- Task to carry out: Return all lines from the listing below in which the string "Parenting" occurs.
------------------------
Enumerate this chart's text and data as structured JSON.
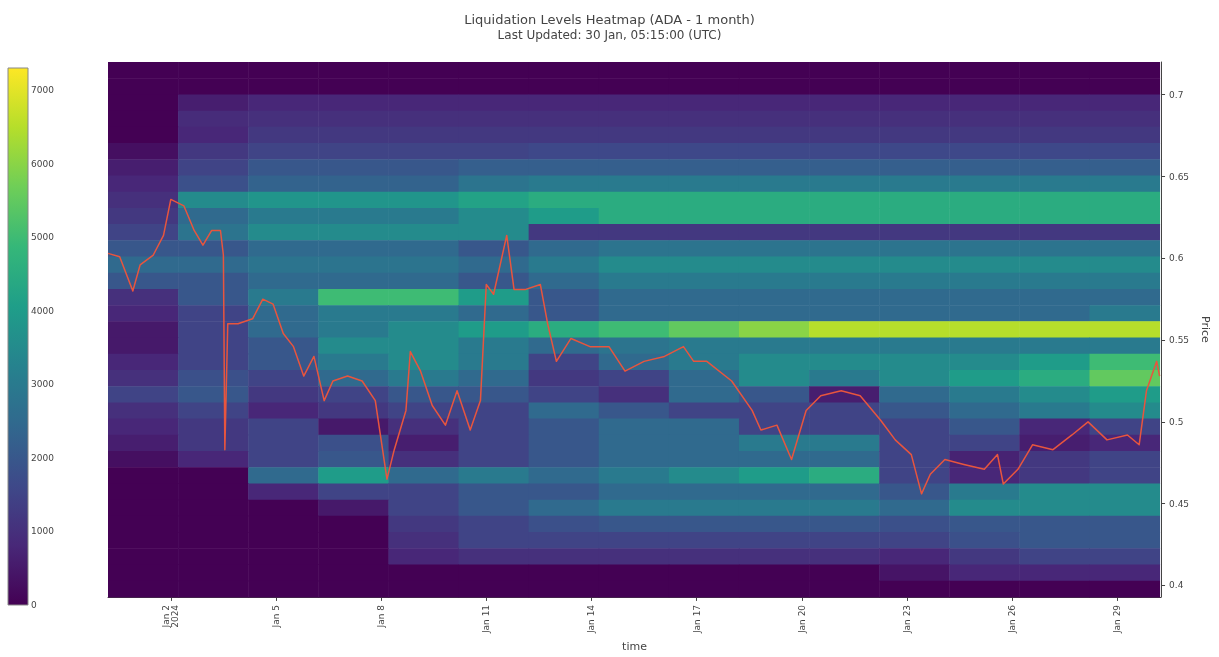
{
  "chart_data": {
    "type": "heatmap",
    "title": "Liquidation Levels Heatmap (ADA - 1 month)",
    "subtitle": "Last Updated: 30 Jan, 05:15:00 (UTC)",
    "xlabel": "time",
    "ylabel": "Price",
    "xlim": [
      "2023-12-31T05:00",
      "2024-01-30T06:00"
    ],
    "xticks": [
      {
        "value": "2024-01-02",
        "label": "Jan 2\n2024"
      },
      {
        "value": "2024-01-05",
        "label": "Jan 5"
      },
      {
        "value": "2024-01-08",
        "label": "Jan 8"
      },
      {
        "value": "2024-01-11",
        "label": "Jan 11"
      },
      {
        "value": "2024-01-14",
        "label": "Jan 14"
      },
      {
        "value": "2024-01-17",
        "label": "Jan 17"
      },
      {
        "value": "2024-01-20",
        "label": "Jan 20"
      },
      {
        "value": "2024-01-23",
        "label": "Jan 23"
      },
      {
        "value": "2024-01-26",
        "label": "Jan 26"
      },
      {
        "value": "2024-01-29",
        "label": "Jan 29"
      }
    ],
    "ylim": [
      0.393,
      0.72
    ],
    "yticks": [
      0.4,
      0.45,
      0.5,
      0.55,
      0.6,
      0.65,
      0.7
    ],
    "clim": [
      0,
      7300
    ],
    "cticks": [
      0,
      1000,
      2000,
      3000,
      4000,
      5000,
      6000,
      7000
    ],
    "x": [
      "2024-01-01T05:00",
      "2024-01-03T05:00",
      "2024-01-05T05:00",
      "2024-01-07T05:00",
      "2024-01-09T05:00",
      "2024-01-11T05:00",
      "2024-01-13T05:00",
      "2024-01-15T05:00",
      "2024-01-17T05:00",
      "2024-01-19T05:00",
      "2024-01-21T05:00",
      "2024-01-23T05:00",
      "2024-01-25T05:00",
      "2024-01-27T05:00",
      "2024-01-29T05:00"
    ],
    "cells": [
      [
        0,
        0,
        0,
        0,
        0,
        0,
        0,
        0,
        0,
        0,
        0,
        0,
        0,
        0,
        0
      ],
      [
        0,
        0,
        0,
        0,
        0,
        0,
        0,
        0,
        0,
        0,
        0,
        0,
        0,
        0,
        0
      ],
      [
        0,
        600,
        800,
        800,
        800,
        800,
        800,
        800,
        800,
        800,
        800,
        800,
        800,
        800,
        800
      ],
      [
        0,
        900,
        1000,
        1000,
        1000,
        1000,
        1000,
        1000,
        1000,
        1000,
        1000,
        1000,
        1000,
        1000,
        1000
      ],
      [
        0,
        800,
        1200,
        1200,
        1200,
        1200,
        1200,
        1200,
        1200,
        1200,
        1200,
        1200,
        1200,
        1200,
        1200
      ],
      [
        300,
        1200,
        1500,
        1500,
        1500,
        1500,
        1600,
        1600,
        1600,
        1600,
        1600,
        1600,
        1600,
        1600,
        1600
      ],
      [
        600,
        1500,
        2000,
        2000,
        2000,
        2200,
        2200,
        2200,
        2200,
        2200,
        2200,
        2200,
        2200,
        2200,
        2200
      ],
      [
        800,
        1800,
        2300,
        2300,
        2300,
        2800,
        3000,
        3000,
        3000,
        3000,
        3000,
        3000,
        3000,
        3000,
        3000
      ],
      [
        1000,
        3500,
        3800,
        3800,
        3800,
        4200,
        4500,
        4500,
        4500,
        4500,
        4500,
        4500,
        4500,
        4500,
        4500
      ],
      [
        1200,
        2500,
        3000,
        3000,
        3000,
        3500,
        4000,
        4500,
        4500,
        4500,
        4500,
        4500,
        4500,
        4500,
        4500
      ],
      [
        1500,
        2800,
        3500,
        3500,
        3500,
        3500,
        1200,
        1200,
        1200,
        1200,
        1200,
        1200,
        1200,
        1200,
        1200
      ],
      [
        2000,
        2000,
        2500,
        2500,
        2500,
        2000,
        2500,
        2800,
        2800,
        2800,
        2800,
        2800,
        2800,
        2800,
        2800
      ],
      [
        2500,
        2500,
        2800,
        2800,
        2800,
        2500,
        3000,
        3500,
        3500,
        3500,
        3500,
        3500,
        3500,
        3500,
        3500
      ],
      [
        2000,
        2000,
        2500,
        2500,
        2500,
        2000,
        2500,
        3000,
        3000,
        3000,
        3000,
        3000,
        3000,
        3000,
        3000
      ],
      [
        1000,
        2000,
        3000,
        5000,
        5000,
        4000,
        2000,
        2500,
        2500,
        2500,
        2500,
        2500,
        2500,
        2500,
        2500
      ],
      [
        800,
        1500,
        2500,
        3000,
        3000,
        2500,
        2000,
        2500,
        2500,
        2500,
        2500,
        2500,
        2500,
        2500,
        3000
      ],
      [
        500,
        1500,
        2500,
        3000,
        3500,
        4000,
        4500,
        5000,
        5500,
        6000,
        6500,
        6500,
        6500,
        6500,
        6500
      ],
      [
        500,
        1500,
        2000,
        3500,
        3500,
        3000,
        2500,
        2800,
        3000,
        3000,
        3000,
        3000,
        3000,
        3000,
        3000
      ],
      [
        800,
        1500,
        2000,
        3000,
        3500,
        3000,
        1500,
        2500,
        3000,
        3500,
        3500,
        3500,
        3500,
        4000,
        5000
      ],
      [
        1000,
        1800,
        1500,
        2500,
        3000,
        2500,
        1200,
        1500,
        2500,
        3500,
        3000,
        3500,
        4000,
        4500,
        5500
      ],
      [
        1500,
        2000,
        1200,
        1500,
        2000,
        2000,
        1500,
        1000,
        2500,
        2000,
        600,
        2500,
        3000,
        3500,
        4000
      ],
      [
        1000,
        1500,
        800,
        1200,
        1500,
        1500,
        2500,
        2000,
        1500,
        1500,
        1500,
        2000,
        2500,
        3000,
        3500
      ],
      [
        800,
        1200,
        1500,
        500,
        1000,
        1500,
        2000,
        2500,
        2500,
        1500,
        1500,
        1500,
        2000,
        800,
        1500
      ],
      [
        600,
        1200,
        1500,
        1800,
        600,
        1500,
        2000,
        2500,
        2500,
        3000,
        3000,
        1500,
        1500,
        600,
        800
      ],
      [
        300,
        800,
        1500,
        2000,
        1000,
        1500,
        2000,
        2500,
        2500,
        2500,
        2500,
        1500,
        700,
        1200,
        1500
      ],
      [
        0,
        0,
        2500,
        4000,
        2500,
        3000,
        2500,
        3000,
        3500,
        4000,
        4500,
        1500,
        800,
        1200,
        1500
      ],
      [
        0,
        0,
        800,
        1500,
        1500,
        2000,
        2000,
        2500,
        2500,
        2500,
        2500,
        2000,
        3000,
        3500,
        3500
      ],
      [
        0,
        0,
        0,
        500,
        1500,
        2000,
        2500,
        3000,
        3000,
        3000,
        3000,
        2500,
        3500,
        3500,
        3500
      ],
      [
        0,
        0,
        0,
        0,
        1200,
        1500,
        1800,
        2000,
        2000,
        2000,
        2000,
        1800,
        2000,
        2000,
        2000
      ],
      [
        0,
        0,
        0,
        0,
        1000,
        1500,
        1500,
        1500,
        1500,
        1500,
        1500,
        1500,
        1800,
        2000,
        2000
      ],
      [
        0,
        0,
        0,
        0,
        800,
        1000,
        1000,
        1000,
        1000,
        1000,
        1000,
        800,
        1200,
        1500,
        1500
      ],
      [
        0,
        0,
        0,
        0,
        0,
        0,
        0,
        0,
        0,
        0,
        0,
        400,
        800,
        800,
        800
      ],
      [
        0,
        0,
        0,
        0,
        0,
        0,
        0,
        0,
        0,
        0,
        0,
        0,
        0,
        0,
        0
      ]
    ],
    "series": [
      {
        "type": "line",
        "color": "#e8553e",
        "x": [
          "2023-12-31T05:00",
          "2023-12-31T13:00",
          "2023-12-31T22:00",
          "2024-01-01T03:00",
          "2024-01-01T12:00",
          "2024-01-01T19:00",
          "2024-01-02T00:00",
          "2024-01-02T09:00",
          "2024-01-02T16:00",
          "2024-01-02T22:00",
          "2024-01-03T04:00",
          "2024-01-03T10:00",
          "2024-01-03T12:00",
          "2024-01-03T13:00",
          "2024-01-03T15:00",
          "2024-01-03T22:00",
          "2024-01-04T08:00",
          "2024-01-04T15:00",
          "2024-01-04T22:00",
          "2024-01-05T05:00",
          "2024-01-05T12:00",
          "2024-01-05T19:00",
          "2024-01-06T02:00",
          "2024-01-06T09:00",
          "2024-01-06T15:00",
          "2024-01-07T01:00",
          "2024-01-07T11:00",
          "2024-01-07T20:00",
          "2024-01-08T04:00",
          "2024-01-08T09:00",
          "2024-01-08T17:00",
          "2024-01-08T20:00",
          "2024-01-09T03:00",
          "2024-01-09T11:00",
          "2024-01-09T20:00",
          "2024-01-10T04:00",
          "2024-01-10T13:00",
          "2024-01-10T20:00",
          "2024-01-11T00:00",
          "2024-01-11T05:00",
          "2024-01-11T14:00",
          "2024-01-11T19:00",
          "2024-01-12T03:00",
          "2024-01-12T13:00",
          "2024-01-12T18:00",
          "2024-01-13T00:00",
          "2024-01-13T10:00",
          "2024-01-13T23:00",
          "2024-01-14T12:00",
          "2024-01-14T23:00",
          "2024-01-15T12:00",
          "2024-01-16T02:00",
          "2024-01-16T15:00",
          "2024-01-16T22:00",
          "2024-01-17T07:00",
          "2024-01-18T00:00",
          "2024-01-18T14:00",
          "2024-01-18T20:00",
          "2024-01-19T07:00",
          "2024-01-19T17:00",
          "2024-01-20T03:00",
          "2024-01-20T13:00",
          "2024-01-21T03:00",
          "2024-01-21T16:00",
          "2024-01-22T06:00",
          "2024-01-22T16:00",
          "2024-01-23T03:00",
          "2024-01-23T10:00",
          "2024-01-23T16:00",
          "2024-01-24T02:00",
          "2024-01-24T15:00",
          "2024-01-25T05:00",
          "2024-01-25T14:00",
          "2024-01-25T18:00",
          "2024-01-26T04:00",
          "2024-01-26T14:00",
          "2024-01-27T04:00",
          "2024-01-27T17:00",
          "2024-01-28T04:00",
          "2024-01-28T17:00",
          "2024-01-29T07:00",
          "2024-01-29T15:00",
          "2024-01-29T20:00",
          "2024-01-30T03:00",
          "2024-01-30T05:00"
        ],
        "values": [
          0.603,
          0.601,
          0.58,
          0.596,
          0.602,
          0.614,
          0.636,
          0.632,
          0.617,
          0.608,
          0.617,
          0.617,
          0.602,
          0.483,
          0.56,
          0.56,
          0.563,
          0.575,
          0.572,
          0.554,
          0.546,
          0.528,
          0.54,
          0.513,
          0.525,
          0.528,
          0.525,
          0.513,
          0.465,
          0.483,
          0.507,
          0.543,
          0.531,
          0.51,
          0.498,
          0.519,
          0.495,
          0.513,
          0.584,
          0.578,
          0.614,
          0.581,
          0.581,
          0.584,
          0.56,
          0.537,
          0.551,
          0.546,
          0.546,
          0.531,
          0.537,
          0.54,
          0.546,
          0.537,
          0.537,
          0.525,
          0.507,
          0.495,
          0.498,
          0.477,
          0.507,
          0.516,
          0.519,
          0.516,
          0.501,
          0.489,
          0.48,
          0.456,
          0.468,
          0.477,
          0.474,
          0.471,
          0.48,
          0.462,
          0.471,
          0.486,
          0.483,
          0.492,
          0.5,
          0.489,
          0.492,
          0.486,
          0.519,
          0.537,
          0.528
        ]
      }
    ]
  }
}
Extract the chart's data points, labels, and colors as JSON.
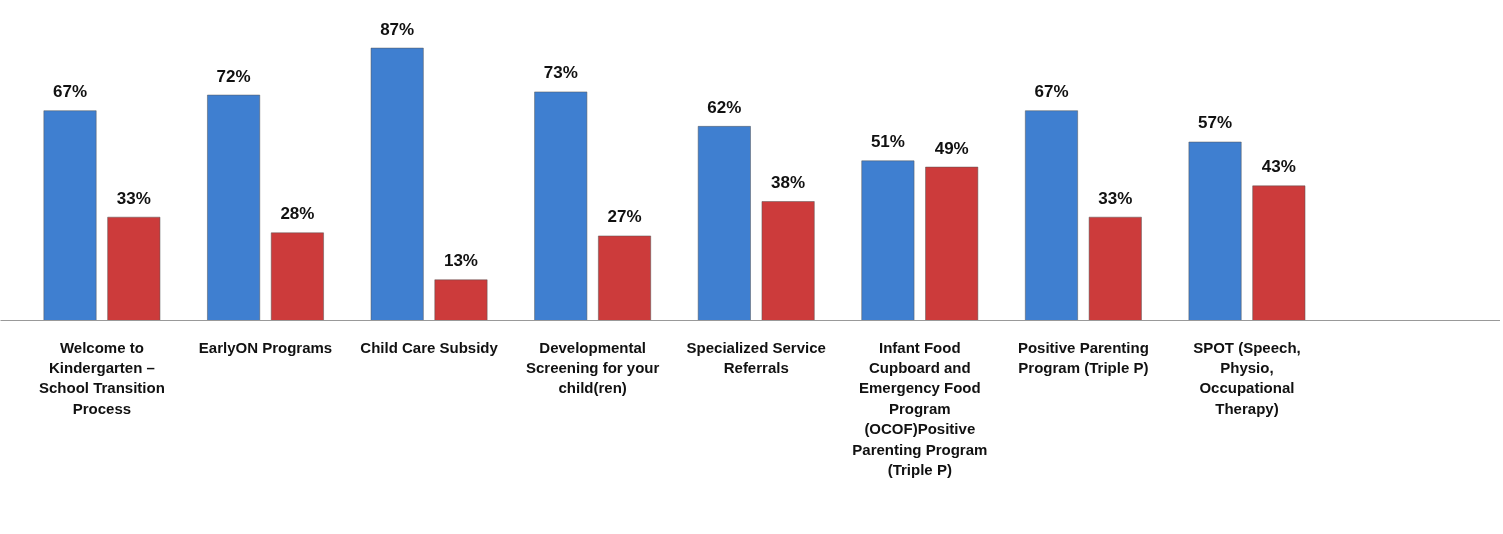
{
  "chart_data": {
    "type": "bar",
    "categories": [
      "Welcome to Kindergarten – School Transition Process",
      "EarlyON Programs",
      "Child Care Subsidy",
      "Developmental Screening for your child(ren)",
      "Specialized Service Referrals",
      "Infant Food Cupboard and Emergency Food Program (OCOF)Positive Parenting Program (Triple P)",
      "Positive Parenting Program (Triple P)",
      "SPOT (Speech, Physio, Occupational Therapy)"
    ],
    "series": [
      {
        "color": "#3f7fd0",
        "values": [
          67,
          72,
          87,
          73,
          62,
          51,
          67,
          57
        ],
        "value_labels": [
          "67%",
          "72%",
          "87%",
          "73%",
          "62%",
          "51%",
          "67%",
          "57%"
        ]
      },
      {
        "color": "#cc3b3b",
        "values": [
          33,
          28,
          13,
          27,
          38,
          49,
          33,
          43
        ],
        "value_labels": [
          "33%",
          "28%",
          "13%",
          "27%",
          "38%",
          "49%",
          "33%",
          "43%"
        ]
      }
    ],
    "tick_labels": "x",
    "grid": false
  }
}
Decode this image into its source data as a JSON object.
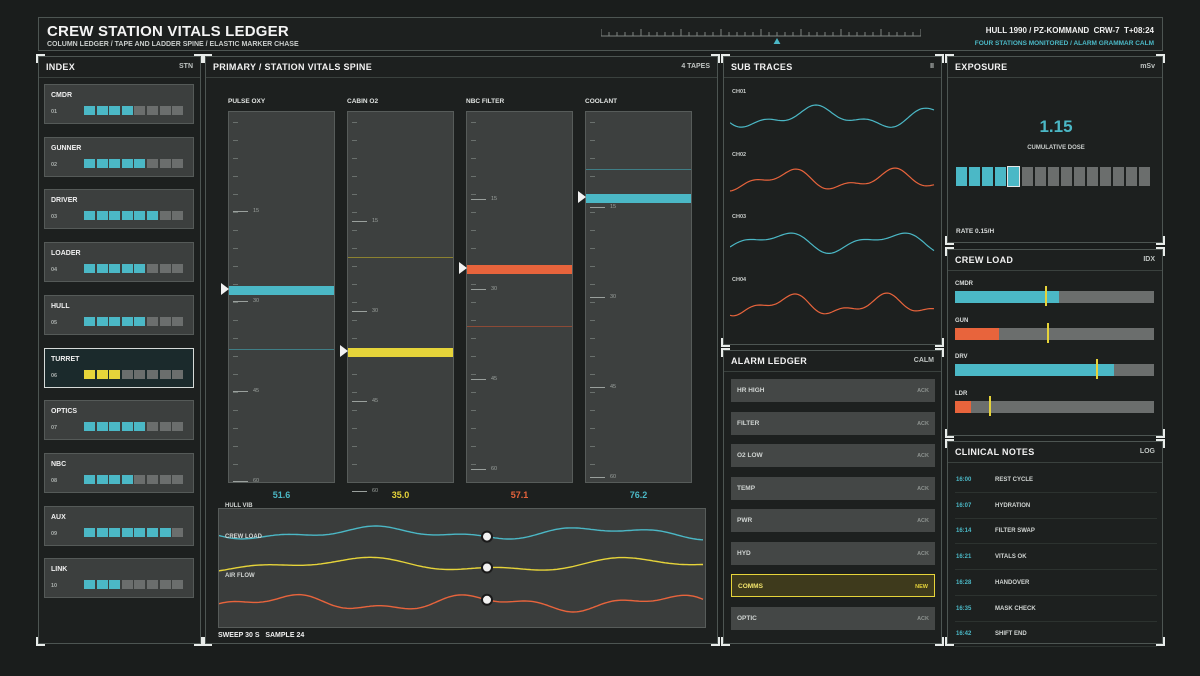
{
  "header": {
    "title": "CREW STATION VITALS LEDGER",
    "subtitle": "COLUMN LEDGER / TAPE AND LADDER SPINE / ELASTIC MARKER CHASE",
    "status_line": "HULL 1990 / PZ-KOMMAND  CRW-7  T+08:24",
    "status_sub": "FOUR STATIONS MONITORED / ALARM GRAMMAR CALM"
  },
  "index_panel": {
    "title": "INDEX",
    "tag": "STN",
    "stations": [
      {
        "name": "CMDR",
        "num": "01",
        "filled": 4,
        "color": "#4bb8c6",
        "selected": false
      },
      {
        "name": "GUNNER",
        "num": "02",
        "filled": 5,
        "color": "#4bb8c6",
        "selected": false
      },
      {
        "name": "DRIVER",
        "num": "03",
        "filled": 6,
        "color": "#4bb8c6",
        "selected": false
      },
      {
        "name": "LOADER",
        "num": "04",
        "filled": 5,
        "color": "#4bb8c6",
        "selected": false
      },
      {
        "name": "HULL",
        "num": "05",
        "filled": 5,
        "color": "#4bb8c6",
        "selected": false
      },
      {
        "name": "TURRET",
        "num": "06",
        "filled": 3,
        "color": "#e6d43a",
        "selected": true
      },
      {
        "name": "OPTICS",
        "num": "07",
        "filled": 5,
        "color": "#4bb8c6",
        "selected": false
      },
      {
        "name": "NBC",
        "num": "08",
        "filled": 4,
        "color": "#4bb8c6",
        "selected": false
      },
      {
        "name": "AUX",
        "num": "09",
        "filled": 7,
        "color": "#4bb8c6",
        "selected": false
      },
      {
        "name": "LINK",
        "num": "10",
        "filled": 3,
        "color": "#4bb8c6",
        "selected": false
      }
    ]
  },
  "primary_panel": {
    "title": "PRIMARY / STATION VITALS SPINE",
    "tag": "4 TAPES",
    "tapes": [
      {
        "label": "PULSE OXY",
        "value": "51.6",
        "color": "#4bb8c6",
        "ticks": [
          "15",
          "30",
          "45",
          "60"
        ]
      },
      {
        "label": "CABIN O2",
        "value": "35.0",
        "color": "#e6d43a",
        "ticks": [
          "15",
          "30",
          "45",
          "60"
        ]
      },
      {
        "label": "NBC FILTER",
        "value": "57.1",
        "color": "#e8643c",
        "ticks": [
          "15",
          "30",
          "45",
          "60"
        ]
      },
      {
        "label": "COOLANT",
        "value": "76.2",
        "color": "#4bb8c6",
        "ticks": [
          "15",
          "30",
          "45",
          "60"
        ]
      }
    ],
    "waves": [
      {
        "label": "HULL VIB",
        "color": "#4bb8c6"
      },
      {
        "label": "CREW LOAD",
        "color": "#e6d43a"
      },
      {
        "label": "AIR FLOW",
        "color": "#e8643c"
      }
    ],
    "footer": "SWEEP 30 S   SAMPLE 24"
  },
  "sub_traces": {
    "title": "SUB TRACES",
    "tag": "II",
    "channels": [
      {
        "label": "CH01",
        "color": "#4bb8c6"
      },
      {
        "label": "CH02",
        "color": "#e8643c"
      },
      {
        "label": "CH03",
        "color": "#4bb8c6"
      },
      {
        "label": "CH04",
        "color": "#e8643c"
      }
    ]
  },
  "alarm_ledger": {
    "title": "ALARM LEDGER",
    "tag": "CALM",
    "rows": [
      {
        "label": "HR HIGH",
        "status": "ACK",
        "active": false
      },
      {
        "label": "FILTER",
        "status": "ACK",
        "active": false
      },
      {
        "label": "O2 LOW",
        "status": "ACK",
        "active": false
      },
      {
        "label": "TEMP",
        "status": "ACK",
        "active": false
      },
      {
        "label": "PWR",
        "status": "ACK",
        "active": false
      },
      {
        "label": "HYD",
        "status": "ACK",
        "active": false
      },
      {
        "label": "COMMS",
        "status": "NEW",
        "active": true
      },
      {
        "label": "OPTIC",
        "status": "ACK",
        "active": false
      }
    ]
  },
  "exposure": {
    "title": "EXPOSURE",
    "tag": "mSv",
    "value": "1.15",
    "caption": "CUMULATIVE DOSE",
    "filled_segments": 5,
    "total_segments": 15,
    "rate": "RATE 0.15/H"
  },
  "crew_load": {
    "title": "CREW LOAD",
    "tag": "IDX",
    "rows": [
      {
        "label": "CMDR",
        "fill": 0.52,
        "marker": 0.45,
        "color": "#4bb8c6"
      },
      {
        "label": "GUN",
        "fill": 0.22,
        "marker": 0.46,
        "color": "#e8643c"
      },
      {
        "label": "DRV",
        "fill": 0.8,
        "marker": 0.71,
        "color": "#4bb8c6"
      },
      {
        "label": "LDR",
        "fill": 0.08,
        "marker": 0.17,
        "color": "#e8643c"
      }
    ]
  },
  "clinical_notes": {
    "title": "CLINICAL NOTES",
    "tag": "LOG",
    "entries": [
      {
        "time": "16:00",
        "text": "REST CYCLE"
      },
      {
        "time": "16:07",
        "text": "HYDRATION"
      },
      {
        "time": "16:14",
        "text": "FILTER SWAP"
      },
      {
        "time": "16:21",
        "text": "VITALS OK"
      },
      {
        "time": "16:28",
        "text": "HANDOVER"
      },
      {
        "time": "16:35",
        "text": "MASK CHECK"
      },
      {
        "time": "16:42",
        "text": "SHIFT END"
      }
    ]
  },
  "colors": {
    "cyan": "#4bb8c6",
    "yellow": "#e6d43a",
    "orange": "#e8643c",
    "empty": "#6b6e6d"
  }
}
------------------------
- Task result:
      "Infant Food Cupboard and Emergency Food Program (OCOF)Positive Parenting Program (Triple P)",
      "Positive Parenting Program (Triple P)",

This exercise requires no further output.